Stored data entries
[Start]
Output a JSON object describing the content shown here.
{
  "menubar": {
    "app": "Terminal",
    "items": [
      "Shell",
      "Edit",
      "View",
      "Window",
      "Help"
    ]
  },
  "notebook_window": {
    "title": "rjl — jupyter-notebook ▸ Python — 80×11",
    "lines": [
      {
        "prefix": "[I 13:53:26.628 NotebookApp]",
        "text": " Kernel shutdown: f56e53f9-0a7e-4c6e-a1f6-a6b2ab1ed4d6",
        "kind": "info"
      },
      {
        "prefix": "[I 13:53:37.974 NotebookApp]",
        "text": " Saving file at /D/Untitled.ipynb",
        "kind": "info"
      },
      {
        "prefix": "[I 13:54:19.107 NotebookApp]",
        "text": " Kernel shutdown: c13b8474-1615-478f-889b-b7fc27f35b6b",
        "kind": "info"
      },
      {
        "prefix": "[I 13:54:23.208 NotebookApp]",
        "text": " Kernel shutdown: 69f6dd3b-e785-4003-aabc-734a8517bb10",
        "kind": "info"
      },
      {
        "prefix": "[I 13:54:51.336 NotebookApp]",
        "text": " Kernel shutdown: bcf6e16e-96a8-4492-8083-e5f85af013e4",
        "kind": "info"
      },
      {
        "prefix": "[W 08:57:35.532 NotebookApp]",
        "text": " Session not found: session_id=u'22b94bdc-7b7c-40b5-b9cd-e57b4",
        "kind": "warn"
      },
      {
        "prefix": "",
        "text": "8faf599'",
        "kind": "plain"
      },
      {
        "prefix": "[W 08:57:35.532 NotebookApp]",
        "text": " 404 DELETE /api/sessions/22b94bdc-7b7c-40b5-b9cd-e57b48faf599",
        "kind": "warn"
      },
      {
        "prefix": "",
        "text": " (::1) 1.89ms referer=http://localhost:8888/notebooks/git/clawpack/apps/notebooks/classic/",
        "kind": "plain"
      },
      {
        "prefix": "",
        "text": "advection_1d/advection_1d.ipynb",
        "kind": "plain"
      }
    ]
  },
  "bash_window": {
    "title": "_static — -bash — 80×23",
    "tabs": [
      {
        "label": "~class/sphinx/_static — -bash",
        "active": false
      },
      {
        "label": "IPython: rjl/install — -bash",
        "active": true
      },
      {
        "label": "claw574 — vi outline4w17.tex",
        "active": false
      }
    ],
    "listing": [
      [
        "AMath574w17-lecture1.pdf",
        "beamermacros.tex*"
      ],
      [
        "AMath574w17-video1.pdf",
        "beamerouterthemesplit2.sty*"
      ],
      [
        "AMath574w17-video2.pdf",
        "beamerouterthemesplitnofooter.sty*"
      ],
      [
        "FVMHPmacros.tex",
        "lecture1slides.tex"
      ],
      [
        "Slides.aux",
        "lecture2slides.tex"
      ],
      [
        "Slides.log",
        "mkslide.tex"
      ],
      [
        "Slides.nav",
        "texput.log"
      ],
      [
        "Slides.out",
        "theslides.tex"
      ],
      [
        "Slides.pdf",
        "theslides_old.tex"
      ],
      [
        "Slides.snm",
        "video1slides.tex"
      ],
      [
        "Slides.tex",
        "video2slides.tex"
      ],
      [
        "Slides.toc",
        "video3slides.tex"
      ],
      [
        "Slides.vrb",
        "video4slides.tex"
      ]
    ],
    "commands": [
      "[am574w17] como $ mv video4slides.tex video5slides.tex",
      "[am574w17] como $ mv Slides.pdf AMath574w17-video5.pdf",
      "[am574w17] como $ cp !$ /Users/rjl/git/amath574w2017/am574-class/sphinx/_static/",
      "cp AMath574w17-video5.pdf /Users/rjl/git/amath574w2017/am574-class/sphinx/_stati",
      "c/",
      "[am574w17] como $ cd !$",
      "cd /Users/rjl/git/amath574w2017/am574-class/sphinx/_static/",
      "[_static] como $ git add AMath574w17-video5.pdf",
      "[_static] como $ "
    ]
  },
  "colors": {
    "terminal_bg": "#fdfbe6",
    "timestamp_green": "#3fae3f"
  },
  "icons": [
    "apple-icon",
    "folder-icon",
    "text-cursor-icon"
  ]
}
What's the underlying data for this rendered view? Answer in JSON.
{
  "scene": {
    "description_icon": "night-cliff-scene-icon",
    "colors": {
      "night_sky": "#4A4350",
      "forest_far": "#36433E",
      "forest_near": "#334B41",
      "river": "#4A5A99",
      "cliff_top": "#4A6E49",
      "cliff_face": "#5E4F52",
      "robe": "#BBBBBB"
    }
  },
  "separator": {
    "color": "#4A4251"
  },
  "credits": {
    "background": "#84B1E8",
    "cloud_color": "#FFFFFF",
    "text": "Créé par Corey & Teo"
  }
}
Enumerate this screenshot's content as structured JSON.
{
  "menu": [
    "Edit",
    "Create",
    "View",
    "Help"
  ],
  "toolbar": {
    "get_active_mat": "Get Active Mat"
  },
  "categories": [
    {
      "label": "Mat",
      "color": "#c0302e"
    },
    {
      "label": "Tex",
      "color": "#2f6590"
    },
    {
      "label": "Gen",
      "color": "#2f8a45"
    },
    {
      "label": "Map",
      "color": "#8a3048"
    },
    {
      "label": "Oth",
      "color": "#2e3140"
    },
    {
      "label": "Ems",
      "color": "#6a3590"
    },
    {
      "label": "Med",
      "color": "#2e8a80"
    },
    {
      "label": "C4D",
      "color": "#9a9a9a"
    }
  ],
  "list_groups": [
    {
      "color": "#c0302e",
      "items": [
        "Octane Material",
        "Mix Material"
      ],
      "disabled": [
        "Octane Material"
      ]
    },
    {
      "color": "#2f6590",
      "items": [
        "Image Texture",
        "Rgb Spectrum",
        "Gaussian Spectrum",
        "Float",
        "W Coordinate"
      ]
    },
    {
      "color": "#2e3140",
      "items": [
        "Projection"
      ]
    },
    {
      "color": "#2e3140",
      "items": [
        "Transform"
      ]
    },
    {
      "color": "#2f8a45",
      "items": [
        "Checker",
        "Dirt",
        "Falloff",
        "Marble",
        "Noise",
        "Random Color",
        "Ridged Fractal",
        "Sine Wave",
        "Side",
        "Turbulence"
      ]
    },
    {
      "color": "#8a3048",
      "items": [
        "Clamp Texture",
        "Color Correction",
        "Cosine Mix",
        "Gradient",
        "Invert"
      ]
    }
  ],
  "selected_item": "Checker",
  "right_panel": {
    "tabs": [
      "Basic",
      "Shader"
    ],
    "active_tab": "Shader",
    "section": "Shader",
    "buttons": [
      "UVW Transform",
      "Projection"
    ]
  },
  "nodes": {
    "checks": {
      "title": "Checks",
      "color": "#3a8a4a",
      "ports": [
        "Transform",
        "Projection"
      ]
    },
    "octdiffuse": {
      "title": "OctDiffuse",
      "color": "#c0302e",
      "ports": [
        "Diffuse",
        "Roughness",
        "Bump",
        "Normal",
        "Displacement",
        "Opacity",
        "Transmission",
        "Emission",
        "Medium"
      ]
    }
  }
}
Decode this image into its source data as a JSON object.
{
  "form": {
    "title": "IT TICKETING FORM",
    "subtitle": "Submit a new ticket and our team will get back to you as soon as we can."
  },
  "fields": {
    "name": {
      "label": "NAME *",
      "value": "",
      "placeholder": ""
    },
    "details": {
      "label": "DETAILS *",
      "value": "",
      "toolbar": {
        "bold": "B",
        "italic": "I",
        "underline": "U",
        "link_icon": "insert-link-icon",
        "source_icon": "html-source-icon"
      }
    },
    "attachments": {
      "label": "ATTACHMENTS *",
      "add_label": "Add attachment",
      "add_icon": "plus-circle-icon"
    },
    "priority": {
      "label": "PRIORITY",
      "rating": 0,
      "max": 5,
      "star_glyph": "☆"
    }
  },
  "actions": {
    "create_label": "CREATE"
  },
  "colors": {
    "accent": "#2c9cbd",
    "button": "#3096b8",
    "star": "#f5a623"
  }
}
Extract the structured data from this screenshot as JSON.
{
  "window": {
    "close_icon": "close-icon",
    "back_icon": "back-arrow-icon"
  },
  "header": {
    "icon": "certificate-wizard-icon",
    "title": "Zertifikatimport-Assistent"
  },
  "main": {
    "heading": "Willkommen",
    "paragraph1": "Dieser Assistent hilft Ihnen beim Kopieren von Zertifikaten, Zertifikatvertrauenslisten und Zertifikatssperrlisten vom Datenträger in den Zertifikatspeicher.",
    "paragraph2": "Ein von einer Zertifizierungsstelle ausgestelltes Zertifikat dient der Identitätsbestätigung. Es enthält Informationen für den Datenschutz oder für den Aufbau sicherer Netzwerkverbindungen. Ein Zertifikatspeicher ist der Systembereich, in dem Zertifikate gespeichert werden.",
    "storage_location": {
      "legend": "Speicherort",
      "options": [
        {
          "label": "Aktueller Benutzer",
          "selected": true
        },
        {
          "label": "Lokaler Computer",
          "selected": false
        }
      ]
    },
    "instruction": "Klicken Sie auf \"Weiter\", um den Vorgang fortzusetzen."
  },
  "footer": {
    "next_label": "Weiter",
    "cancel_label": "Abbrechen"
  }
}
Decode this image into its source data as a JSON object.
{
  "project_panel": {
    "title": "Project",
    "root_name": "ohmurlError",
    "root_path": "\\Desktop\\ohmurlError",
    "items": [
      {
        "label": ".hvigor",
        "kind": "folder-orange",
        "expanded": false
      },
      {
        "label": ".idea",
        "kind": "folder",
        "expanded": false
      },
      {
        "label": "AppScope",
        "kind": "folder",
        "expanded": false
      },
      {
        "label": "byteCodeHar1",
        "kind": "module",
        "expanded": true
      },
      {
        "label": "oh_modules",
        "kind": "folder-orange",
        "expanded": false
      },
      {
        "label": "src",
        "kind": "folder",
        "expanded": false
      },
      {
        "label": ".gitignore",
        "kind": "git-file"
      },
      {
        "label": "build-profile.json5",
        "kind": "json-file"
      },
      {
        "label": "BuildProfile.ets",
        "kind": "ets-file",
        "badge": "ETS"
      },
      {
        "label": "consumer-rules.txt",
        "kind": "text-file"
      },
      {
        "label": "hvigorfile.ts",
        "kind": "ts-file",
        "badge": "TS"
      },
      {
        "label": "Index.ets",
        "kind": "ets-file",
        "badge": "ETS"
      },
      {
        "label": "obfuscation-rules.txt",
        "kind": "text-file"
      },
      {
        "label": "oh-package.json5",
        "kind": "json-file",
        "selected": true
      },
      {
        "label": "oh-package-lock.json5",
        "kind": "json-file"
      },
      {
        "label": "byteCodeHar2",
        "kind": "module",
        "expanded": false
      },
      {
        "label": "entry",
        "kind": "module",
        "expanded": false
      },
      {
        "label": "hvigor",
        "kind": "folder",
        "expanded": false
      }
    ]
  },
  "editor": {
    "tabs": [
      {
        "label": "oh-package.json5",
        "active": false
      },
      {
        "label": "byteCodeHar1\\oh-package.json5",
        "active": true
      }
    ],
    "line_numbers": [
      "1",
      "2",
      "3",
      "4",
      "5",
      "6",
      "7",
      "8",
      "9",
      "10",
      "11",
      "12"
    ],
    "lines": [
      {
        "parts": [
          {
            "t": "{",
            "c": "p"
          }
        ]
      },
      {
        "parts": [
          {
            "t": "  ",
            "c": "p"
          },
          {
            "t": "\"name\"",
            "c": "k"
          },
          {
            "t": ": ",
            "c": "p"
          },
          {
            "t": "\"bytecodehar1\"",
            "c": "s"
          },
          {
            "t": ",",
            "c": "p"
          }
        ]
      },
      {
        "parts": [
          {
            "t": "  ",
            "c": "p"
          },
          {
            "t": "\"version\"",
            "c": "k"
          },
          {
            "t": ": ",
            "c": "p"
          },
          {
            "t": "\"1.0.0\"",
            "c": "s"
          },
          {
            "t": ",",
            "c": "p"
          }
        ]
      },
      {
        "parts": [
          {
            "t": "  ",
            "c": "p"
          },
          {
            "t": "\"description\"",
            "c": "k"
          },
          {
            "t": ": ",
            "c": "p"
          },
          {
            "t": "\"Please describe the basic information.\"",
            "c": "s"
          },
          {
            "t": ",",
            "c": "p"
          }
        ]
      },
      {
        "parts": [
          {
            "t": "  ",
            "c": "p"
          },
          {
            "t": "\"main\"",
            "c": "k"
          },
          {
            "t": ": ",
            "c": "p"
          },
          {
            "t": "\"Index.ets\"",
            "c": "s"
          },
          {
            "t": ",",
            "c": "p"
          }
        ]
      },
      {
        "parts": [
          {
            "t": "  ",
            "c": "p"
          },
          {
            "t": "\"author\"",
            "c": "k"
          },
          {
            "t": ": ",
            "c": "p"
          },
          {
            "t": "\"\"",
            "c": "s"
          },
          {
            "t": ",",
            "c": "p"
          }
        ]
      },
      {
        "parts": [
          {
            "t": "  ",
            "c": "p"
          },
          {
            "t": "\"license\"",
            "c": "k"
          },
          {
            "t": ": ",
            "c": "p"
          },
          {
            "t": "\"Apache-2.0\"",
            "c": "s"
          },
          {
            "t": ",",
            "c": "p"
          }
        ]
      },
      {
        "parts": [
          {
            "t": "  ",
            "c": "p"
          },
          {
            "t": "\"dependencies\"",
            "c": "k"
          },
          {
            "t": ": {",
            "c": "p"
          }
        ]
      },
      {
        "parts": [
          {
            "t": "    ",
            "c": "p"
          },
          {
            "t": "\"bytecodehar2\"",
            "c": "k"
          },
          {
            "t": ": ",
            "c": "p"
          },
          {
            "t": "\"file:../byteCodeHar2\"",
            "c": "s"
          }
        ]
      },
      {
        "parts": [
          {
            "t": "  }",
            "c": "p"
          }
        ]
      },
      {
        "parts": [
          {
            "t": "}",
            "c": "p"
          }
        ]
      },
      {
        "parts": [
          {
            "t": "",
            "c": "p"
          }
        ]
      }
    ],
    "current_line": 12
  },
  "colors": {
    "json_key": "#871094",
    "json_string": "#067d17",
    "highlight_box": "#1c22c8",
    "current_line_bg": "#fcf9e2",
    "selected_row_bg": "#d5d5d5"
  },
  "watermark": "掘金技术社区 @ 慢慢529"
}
[End]
- _Aim of the exercise_:
In the entries above, find each line with the word "sphinx" and copy it.

- _Written solution_:
        "label": "~class/sphinx/_static — -bash",
      "[am574w17] como $ cp !$ /Users/rjl/git/amath574w2017/am574-class/sphinx/_static/",
      "cp AMath574w17-video5.pdf /Users/rjl/git/amath574w2017/am574-class/sphinx/_stati",
      "cd /Users/rjl/git/amath574w2017/am574-class/sphinx/_static/",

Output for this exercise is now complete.